• What the task requires:
Give every entry again, unchanged, and leave its images out.

• Material provided:

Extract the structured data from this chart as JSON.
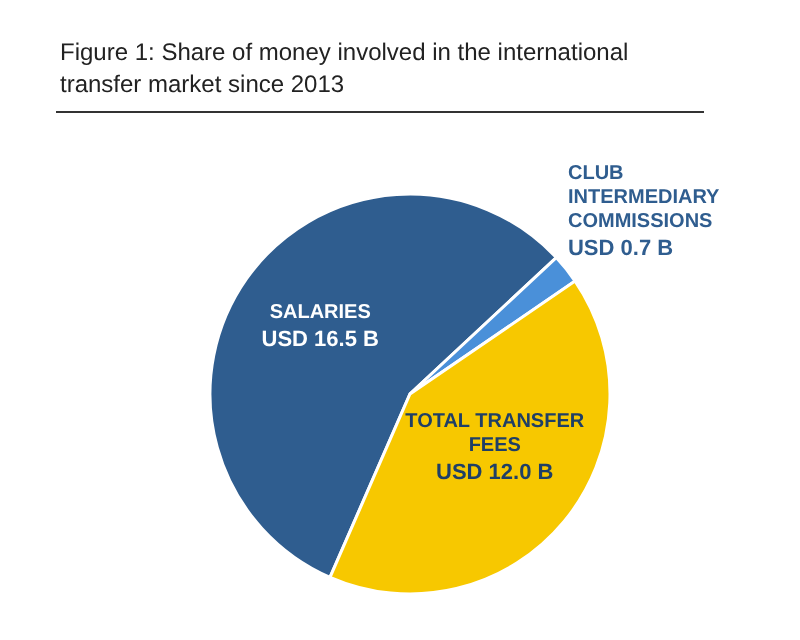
{
  "chart_data": {
    "type": "pie",
    "title": "Figure 1: Share of money involved in the international transfer market since 2013",
    "categories": [
      "SALARIES",
      "CLUB INTERMEDIARY COMMISSIONS",
      "TOTAL TRANSFER FEES"
    ],
    "values": [
      16.5,
      0.7,
      12.0
    ],
    "value_labels": [
      "USD 16.5 B",
      "USD 0.7 B",
      "USD 12.0 B"
    ],
    "colors": [
      "#2f5d8f",
      "#4a90d9",
      "#f7c800"
    ]
  }
}
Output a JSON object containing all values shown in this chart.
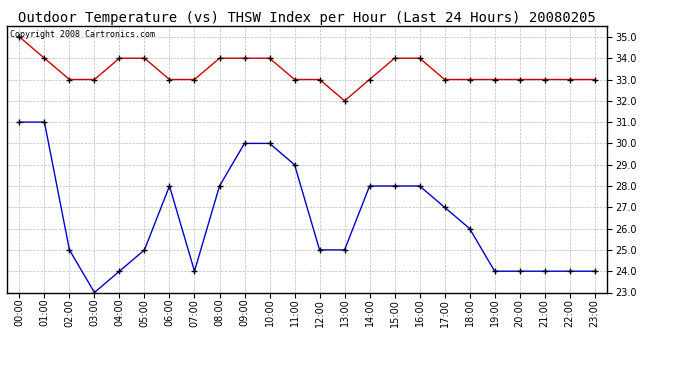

• Task result:
Extract the structured data from this chart as JSON.
{
  "chart_data": {
    "type": "pie",
    "title": "Figure 1: Share of money involved in the international transfer market since 2013",
    "categories": [
      "SALARIES",
      "CLUB INTERMEDIARY COMMISSIONS",
      "TOTAL TRANSFER FEES"
    ],
    "values": [
      16.5,
      0.7,
      12.0
    ],
    "value_labels": [
      "USD 16.5 B",
      "USD 0.7 B",
      "USD 12.0 B"
    ],
    "colors": [
      "#2f5d8f",
      "#4a90d9",
      "#f7c800"
    ]
  }
}
Output a JSON object containing all values shown in this chart.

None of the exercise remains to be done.